_WHAT THE TASK ASKS:_
Return verbatim the run of lines that opens with the line holding "Read this page and output its text content." and closes with the last line of the records.

─── RECORDS PROVIDED

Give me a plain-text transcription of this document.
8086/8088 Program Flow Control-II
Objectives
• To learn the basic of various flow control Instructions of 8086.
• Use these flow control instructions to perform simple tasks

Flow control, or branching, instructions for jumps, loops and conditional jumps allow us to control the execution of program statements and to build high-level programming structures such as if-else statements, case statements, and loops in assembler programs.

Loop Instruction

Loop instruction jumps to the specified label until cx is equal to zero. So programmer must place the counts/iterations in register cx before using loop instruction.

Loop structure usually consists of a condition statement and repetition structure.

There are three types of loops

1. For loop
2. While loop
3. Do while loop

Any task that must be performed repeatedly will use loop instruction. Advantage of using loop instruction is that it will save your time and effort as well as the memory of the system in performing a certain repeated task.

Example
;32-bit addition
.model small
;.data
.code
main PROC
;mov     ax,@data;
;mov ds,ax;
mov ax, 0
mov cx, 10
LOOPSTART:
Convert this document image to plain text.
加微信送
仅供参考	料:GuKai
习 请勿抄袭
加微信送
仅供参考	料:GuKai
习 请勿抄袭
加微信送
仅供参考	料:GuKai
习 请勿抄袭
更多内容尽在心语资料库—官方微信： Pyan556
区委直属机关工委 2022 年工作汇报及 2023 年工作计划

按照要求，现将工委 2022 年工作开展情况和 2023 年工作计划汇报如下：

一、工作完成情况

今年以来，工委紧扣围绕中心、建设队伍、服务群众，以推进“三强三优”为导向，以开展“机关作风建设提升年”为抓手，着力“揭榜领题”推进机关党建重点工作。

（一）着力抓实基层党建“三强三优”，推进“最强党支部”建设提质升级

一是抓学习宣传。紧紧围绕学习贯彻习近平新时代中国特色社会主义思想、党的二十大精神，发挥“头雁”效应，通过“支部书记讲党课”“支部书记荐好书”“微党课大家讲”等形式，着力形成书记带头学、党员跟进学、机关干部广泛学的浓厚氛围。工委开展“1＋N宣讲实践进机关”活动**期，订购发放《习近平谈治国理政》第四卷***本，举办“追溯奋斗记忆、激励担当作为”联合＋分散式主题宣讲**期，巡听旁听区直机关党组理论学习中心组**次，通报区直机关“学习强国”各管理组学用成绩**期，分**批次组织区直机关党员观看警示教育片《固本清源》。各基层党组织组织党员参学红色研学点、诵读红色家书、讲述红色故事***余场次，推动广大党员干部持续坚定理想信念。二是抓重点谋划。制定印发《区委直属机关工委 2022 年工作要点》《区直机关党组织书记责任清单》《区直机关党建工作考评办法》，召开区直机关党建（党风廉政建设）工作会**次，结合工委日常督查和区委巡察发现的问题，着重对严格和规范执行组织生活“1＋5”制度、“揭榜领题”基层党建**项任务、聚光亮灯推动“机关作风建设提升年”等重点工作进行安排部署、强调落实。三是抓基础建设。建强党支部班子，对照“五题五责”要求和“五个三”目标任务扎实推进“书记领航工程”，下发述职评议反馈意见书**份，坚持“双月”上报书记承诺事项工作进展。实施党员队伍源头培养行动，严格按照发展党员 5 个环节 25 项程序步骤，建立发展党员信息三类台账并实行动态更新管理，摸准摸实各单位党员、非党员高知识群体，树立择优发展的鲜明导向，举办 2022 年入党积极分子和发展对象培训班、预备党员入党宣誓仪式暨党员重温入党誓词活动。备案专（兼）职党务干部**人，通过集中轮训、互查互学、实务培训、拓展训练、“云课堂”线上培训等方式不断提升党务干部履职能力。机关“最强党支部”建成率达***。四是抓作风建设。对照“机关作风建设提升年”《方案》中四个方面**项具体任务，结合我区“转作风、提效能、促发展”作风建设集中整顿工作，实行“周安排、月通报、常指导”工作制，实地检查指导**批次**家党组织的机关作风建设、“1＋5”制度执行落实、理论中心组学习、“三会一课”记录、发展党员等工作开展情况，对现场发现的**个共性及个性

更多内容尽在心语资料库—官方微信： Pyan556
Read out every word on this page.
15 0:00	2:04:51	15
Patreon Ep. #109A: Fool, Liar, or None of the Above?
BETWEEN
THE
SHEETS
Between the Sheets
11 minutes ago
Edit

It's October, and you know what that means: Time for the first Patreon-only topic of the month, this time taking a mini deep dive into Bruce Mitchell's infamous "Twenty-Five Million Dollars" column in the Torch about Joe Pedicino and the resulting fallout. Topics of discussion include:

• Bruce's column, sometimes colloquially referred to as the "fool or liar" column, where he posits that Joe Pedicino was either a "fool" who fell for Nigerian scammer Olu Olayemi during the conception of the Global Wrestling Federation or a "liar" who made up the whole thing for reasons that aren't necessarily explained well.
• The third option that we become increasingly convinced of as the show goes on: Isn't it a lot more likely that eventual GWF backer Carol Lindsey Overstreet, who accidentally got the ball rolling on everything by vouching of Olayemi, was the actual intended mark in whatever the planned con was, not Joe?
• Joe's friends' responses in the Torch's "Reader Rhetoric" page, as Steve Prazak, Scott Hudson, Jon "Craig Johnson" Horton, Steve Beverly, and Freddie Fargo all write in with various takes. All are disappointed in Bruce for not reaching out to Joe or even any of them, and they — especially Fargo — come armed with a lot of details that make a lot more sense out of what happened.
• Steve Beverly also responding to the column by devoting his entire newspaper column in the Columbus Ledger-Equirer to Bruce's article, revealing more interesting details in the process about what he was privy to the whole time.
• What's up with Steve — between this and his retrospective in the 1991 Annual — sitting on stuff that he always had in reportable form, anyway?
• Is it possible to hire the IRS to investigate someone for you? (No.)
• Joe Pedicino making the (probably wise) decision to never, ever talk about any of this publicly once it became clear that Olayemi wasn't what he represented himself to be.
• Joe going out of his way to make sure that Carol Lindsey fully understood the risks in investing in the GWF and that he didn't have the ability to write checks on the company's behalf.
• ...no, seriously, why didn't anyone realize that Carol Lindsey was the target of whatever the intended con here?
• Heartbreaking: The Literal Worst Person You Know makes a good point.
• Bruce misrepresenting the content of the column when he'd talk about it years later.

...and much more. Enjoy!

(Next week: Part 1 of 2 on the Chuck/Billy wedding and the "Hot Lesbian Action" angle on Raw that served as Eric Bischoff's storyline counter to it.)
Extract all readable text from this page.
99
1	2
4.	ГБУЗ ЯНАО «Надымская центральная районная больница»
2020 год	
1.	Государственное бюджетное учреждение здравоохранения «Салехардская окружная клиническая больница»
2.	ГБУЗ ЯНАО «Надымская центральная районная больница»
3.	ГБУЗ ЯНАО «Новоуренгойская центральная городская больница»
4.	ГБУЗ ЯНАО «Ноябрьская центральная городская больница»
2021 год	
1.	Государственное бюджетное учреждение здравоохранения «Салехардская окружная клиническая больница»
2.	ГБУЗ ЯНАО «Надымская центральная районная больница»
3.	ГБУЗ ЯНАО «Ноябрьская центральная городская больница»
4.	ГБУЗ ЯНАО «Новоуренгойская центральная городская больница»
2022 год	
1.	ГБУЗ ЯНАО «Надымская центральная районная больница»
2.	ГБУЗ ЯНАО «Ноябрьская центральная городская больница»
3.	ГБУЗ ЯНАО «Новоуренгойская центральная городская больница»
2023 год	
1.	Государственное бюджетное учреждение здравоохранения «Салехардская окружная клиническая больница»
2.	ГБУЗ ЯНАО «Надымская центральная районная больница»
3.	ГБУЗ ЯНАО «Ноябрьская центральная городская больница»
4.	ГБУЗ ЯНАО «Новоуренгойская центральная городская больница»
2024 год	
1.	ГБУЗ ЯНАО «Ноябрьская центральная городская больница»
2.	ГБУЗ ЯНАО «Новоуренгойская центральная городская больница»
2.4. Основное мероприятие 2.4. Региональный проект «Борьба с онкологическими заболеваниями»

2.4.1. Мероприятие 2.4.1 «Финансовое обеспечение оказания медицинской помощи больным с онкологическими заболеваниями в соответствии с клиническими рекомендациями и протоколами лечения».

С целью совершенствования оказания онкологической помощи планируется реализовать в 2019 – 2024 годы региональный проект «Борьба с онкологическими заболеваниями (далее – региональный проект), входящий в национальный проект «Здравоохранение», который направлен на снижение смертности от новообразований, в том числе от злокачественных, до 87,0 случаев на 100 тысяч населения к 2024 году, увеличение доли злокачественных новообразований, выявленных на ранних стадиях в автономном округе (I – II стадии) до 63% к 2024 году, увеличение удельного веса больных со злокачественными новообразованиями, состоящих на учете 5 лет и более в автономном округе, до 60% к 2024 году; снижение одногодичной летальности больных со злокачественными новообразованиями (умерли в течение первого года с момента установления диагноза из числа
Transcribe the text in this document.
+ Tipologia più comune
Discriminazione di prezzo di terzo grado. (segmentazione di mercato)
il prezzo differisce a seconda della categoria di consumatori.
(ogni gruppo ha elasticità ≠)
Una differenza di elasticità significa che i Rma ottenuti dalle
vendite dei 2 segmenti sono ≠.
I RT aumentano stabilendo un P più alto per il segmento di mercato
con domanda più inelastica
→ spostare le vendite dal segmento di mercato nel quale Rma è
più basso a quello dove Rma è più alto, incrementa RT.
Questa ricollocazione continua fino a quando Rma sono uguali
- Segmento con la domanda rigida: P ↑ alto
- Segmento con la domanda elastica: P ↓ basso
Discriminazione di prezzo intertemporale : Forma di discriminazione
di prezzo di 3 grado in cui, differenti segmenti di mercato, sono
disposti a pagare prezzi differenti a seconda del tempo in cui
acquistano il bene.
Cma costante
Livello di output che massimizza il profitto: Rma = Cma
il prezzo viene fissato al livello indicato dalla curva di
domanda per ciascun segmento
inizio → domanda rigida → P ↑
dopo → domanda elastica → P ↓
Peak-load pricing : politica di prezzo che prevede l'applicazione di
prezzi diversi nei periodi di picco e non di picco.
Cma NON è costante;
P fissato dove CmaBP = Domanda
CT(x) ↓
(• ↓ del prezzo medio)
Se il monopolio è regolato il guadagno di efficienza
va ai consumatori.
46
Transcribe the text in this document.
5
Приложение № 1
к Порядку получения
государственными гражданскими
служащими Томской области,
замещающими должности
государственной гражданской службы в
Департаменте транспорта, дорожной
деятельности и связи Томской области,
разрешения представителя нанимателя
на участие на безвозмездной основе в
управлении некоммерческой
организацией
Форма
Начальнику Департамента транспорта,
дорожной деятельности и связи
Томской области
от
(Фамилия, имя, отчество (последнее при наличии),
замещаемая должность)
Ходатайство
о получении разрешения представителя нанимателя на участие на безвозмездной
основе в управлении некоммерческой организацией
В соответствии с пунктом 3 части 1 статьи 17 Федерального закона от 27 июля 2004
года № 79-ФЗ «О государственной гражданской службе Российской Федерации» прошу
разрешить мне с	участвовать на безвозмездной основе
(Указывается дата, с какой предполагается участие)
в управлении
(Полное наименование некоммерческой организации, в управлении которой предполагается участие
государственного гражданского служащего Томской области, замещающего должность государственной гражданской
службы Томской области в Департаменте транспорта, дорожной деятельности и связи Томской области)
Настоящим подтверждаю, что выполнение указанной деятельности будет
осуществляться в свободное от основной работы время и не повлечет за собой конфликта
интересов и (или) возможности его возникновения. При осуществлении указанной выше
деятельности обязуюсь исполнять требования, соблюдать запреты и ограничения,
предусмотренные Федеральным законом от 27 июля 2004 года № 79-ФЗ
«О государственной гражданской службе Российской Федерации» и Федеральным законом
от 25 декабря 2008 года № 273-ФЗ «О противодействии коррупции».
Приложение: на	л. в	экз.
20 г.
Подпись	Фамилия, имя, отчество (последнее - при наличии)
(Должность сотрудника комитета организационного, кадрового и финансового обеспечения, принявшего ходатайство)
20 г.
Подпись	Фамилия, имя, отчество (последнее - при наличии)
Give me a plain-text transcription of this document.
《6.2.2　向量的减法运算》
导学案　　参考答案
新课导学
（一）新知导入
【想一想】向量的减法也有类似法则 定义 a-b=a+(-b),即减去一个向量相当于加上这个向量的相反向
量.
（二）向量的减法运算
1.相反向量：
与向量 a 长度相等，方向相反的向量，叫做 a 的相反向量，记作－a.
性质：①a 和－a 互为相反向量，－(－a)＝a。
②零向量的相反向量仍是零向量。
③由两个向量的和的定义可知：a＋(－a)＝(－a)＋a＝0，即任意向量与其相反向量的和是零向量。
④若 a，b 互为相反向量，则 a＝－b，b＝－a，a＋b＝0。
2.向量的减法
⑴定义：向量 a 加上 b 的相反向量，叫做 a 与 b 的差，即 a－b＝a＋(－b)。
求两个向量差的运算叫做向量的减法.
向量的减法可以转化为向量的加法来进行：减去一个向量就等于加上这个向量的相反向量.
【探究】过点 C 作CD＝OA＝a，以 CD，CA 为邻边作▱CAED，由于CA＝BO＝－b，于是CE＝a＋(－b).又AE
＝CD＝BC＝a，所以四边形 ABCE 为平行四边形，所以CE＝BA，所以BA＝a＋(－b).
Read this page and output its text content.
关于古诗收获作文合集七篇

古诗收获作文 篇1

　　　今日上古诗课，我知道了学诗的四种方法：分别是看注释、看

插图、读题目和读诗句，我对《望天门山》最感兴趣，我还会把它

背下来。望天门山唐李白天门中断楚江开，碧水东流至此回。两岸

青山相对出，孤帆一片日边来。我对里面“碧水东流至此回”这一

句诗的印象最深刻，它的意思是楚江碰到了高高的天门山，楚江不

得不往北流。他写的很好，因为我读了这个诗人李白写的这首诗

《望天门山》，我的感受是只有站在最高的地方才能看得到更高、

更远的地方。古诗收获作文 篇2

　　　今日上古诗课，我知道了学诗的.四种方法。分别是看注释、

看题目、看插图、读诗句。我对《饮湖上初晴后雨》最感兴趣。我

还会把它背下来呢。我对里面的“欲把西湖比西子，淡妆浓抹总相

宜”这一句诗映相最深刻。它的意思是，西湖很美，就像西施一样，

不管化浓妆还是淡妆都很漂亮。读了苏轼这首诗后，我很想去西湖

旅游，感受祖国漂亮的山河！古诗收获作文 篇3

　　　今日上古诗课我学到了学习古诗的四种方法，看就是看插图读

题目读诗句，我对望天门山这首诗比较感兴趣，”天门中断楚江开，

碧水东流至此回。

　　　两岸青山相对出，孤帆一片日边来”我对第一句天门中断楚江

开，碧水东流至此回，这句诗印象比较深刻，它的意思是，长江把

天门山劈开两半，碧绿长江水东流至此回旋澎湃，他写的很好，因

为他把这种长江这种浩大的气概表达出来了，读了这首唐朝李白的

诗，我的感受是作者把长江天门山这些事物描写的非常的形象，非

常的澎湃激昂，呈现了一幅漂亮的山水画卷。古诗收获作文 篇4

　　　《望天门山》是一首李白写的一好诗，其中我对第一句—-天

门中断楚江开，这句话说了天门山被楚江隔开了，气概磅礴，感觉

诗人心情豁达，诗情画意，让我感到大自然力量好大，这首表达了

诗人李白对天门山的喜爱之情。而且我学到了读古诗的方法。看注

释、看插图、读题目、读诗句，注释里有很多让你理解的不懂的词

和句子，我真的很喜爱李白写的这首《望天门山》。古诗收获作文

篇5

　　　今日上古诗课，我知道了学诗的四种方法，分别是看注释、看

──────

_WORKED ANSWER:_
Read this page and output its text content.
关于古诗收获作文合集七篇

古诗收获作文 篇1

　　　今日上古诗课，我知道了学诗的四种方法：分别是看注释、看

插图、读题目和读诗句，我对《望天门山》最感兴趣，我还会把它

背下来。望天门山唐李白天门中断楚江开，碧水东流至此回。两岸

青山相对出，孤帆一片日边来。我对里面“碧水东流至此回”这一

句诗的印象最深刻，它的意思是楚江碰到了高高的天门山，楚江不

得不往北流。他写的很好，因为我读了这个诗人李白写的这首诗

《望天门山》，我的感受是只有站在最高的地方才能看得到更高、

更远的地方。古诗收获作文 篇2

　　　今日上古诗课，我知道了学诗的.四种方法。分别是看注释、

看题目、看插图、读诗句。我对《饮湖上初晴后雨》最感兴趣。我

还会把它背下来呢。我对里面的“欲把西湖比西子，淡妆浓抹总相

宜”这一句诗映相最深刻。它的意思是，西湖很美，就像西施一样，

不管化浓妆还是淡妆都很漂亮。读了苏轼这首诗后，我很想去西湖

旅游，感受祖国漂亮的山河！古诗收获作文 篇3

　　　今日上古诗课我学到了学习古诗的四种方法，看就是看插图读

题目读诗句，我对望天门山这首诗比较感兴趣，”天门中断楚江开，

碧水东流至此回。

　　　两岸青山相对出，孤帆一片日边来”我对第一句天门中断楚江

开，碧水东流至此回，这句诗印象比较深刻，它的意思是，长江把

天门山劈开两半，碧绿长江水东流至此回旋澎湃，他写的很好，因

为他把这种长江这种浩大的气概表达出来了，读了这首唐朝李白的

诗，我的感受是作者把长江天门山这些事物描写的非常的形象，非

常的澎湃激昂，呈现了一幅漂亮的山水画卷。古诗收获作文 篇4

　　　《望天门山》是一首李白写的一好诗，其中我对第一句—-天

门中断楚江开，这句话说了天门山被楚江隔开了，气概磅礴，感觉

诗人心情豁达，诗情画意，让我感到大自然力量好大，这首表达了

诗人李白对天门山的喜爱之情。而且我学到了读古诗的方法。看注

释、看插图、读题目、读诗句，注释里有很多让你理解的不懂的词

和句子，我真的很喜爱李白写的这首《望天门山》。古诗收获作文

篇5

　　　今日上古诗课，我知道了学诗的四种方法，分别是看注释、看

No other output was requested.